Your answer should be a single number: the count of lines containing the string "sammen".

==== Entries supplied

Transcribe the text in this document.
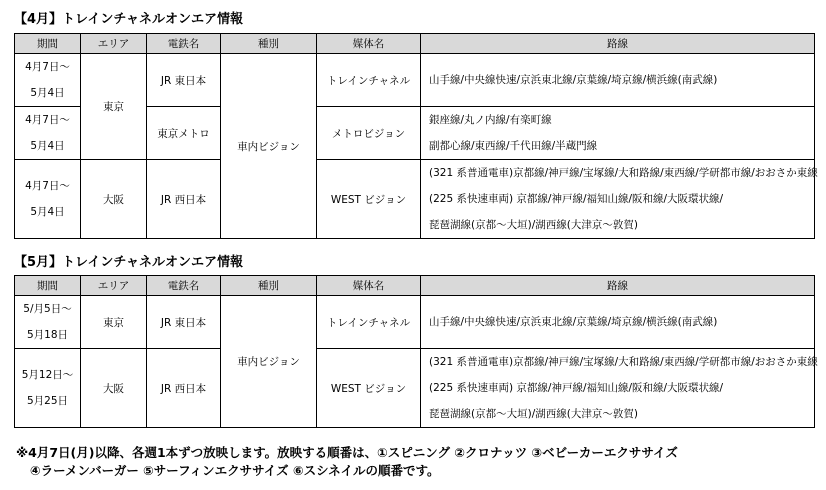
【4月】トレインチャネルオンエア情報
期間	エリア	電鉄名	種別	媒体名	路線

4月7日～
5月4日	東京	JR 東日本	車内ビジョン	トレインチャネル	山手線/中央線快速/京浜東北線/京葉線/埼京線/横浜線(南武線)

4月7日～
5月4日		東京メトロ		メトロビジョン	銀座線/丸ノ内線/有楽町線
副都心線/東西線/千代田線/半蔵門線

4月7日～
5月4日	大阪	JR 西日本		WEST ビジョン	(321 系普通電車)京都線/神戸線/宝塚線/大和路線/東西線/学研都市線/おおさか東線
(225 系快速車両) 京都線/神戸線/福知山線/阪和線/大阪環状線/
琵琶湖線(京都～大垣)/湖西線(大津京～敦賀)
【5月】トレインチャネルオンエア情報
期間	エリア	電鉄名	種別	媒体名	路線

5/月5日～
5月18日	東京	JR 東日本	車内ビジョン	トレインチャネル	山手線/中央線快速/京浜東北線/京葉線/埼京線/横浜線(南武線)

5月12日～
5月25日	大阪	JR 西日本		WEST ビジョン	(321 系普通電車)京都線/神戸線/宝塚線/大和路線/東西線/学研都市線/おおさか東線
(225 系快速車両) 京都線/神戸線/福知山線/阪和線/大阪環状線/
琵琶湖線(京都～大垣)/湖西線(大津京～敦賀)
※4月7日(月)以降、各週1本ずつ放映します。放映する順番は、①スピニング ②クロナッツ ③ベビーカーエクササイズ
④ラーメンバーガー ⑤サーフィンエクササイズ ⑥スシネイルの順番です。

========
==== Entries supplied

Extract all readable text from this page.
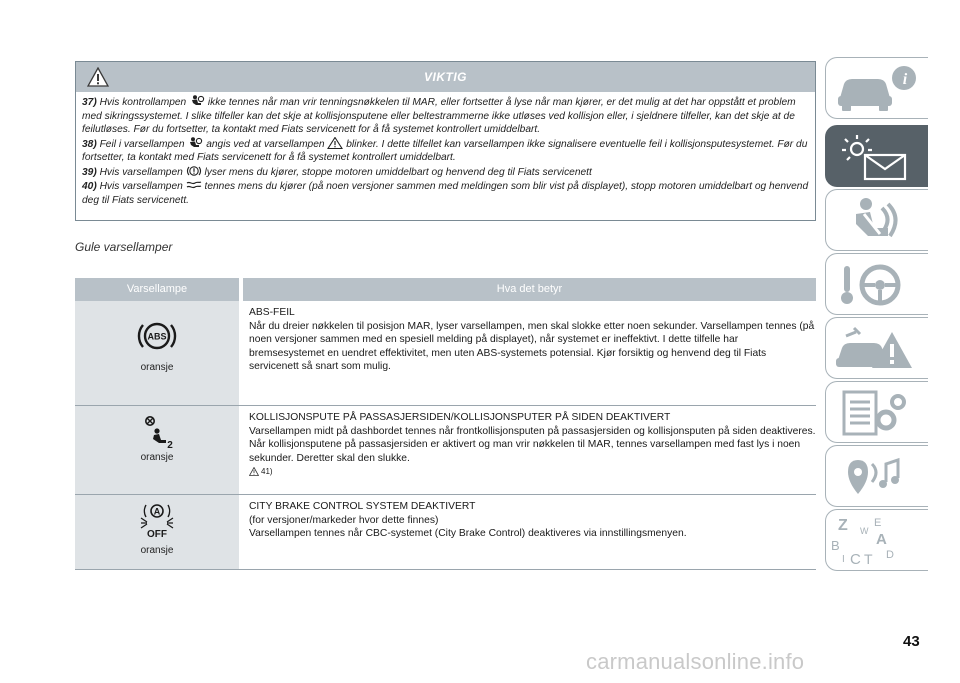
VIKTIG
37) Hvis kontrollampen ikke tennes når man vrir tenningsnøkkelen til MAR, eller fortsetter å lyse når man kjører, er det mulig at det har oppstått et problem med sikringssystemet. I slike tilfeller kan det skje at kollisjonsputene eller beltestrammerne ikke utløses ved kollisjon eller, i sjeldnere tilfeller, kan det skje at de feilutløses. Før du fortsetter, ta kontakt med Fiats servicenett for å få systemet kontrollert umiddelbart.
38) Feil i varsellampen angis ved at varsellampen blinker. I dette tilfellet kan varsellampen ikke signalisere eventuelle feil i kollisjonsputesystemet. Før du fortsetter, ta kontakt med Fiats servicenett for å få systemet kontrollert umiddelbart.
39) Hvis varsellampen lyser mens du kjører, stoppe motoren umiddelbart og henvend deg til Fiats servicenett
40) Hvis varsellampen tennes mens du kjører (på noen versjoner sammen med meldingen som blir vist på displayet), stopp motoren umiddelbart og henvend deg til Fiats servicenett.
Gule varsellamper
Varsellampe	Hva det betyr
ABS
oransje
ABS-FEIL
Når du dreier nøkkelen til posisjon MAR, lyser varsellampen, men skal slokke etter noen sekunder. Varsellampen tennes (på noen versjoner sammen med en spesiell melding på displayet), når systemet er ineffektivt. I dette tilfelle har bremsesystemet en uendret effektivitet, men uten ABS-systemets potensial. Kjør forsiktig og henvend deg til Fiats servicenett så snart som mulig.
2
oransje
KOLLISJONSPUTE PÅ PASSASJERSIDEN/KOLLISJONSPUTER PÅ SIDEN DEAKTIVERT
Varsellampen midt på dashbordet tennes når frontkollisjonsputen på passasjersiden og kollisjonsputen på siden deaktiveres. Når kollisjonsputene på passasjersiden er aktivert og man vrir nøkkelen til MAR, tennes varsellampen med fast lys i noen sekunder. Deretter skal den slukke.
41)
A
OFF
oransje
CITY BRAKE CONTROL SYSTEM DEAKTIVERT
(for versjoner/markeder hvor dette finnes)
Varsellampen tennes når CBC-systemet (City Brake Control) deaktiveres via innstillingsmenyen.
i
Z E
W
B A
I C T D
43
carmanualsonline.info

========

### Output of the exercise:
2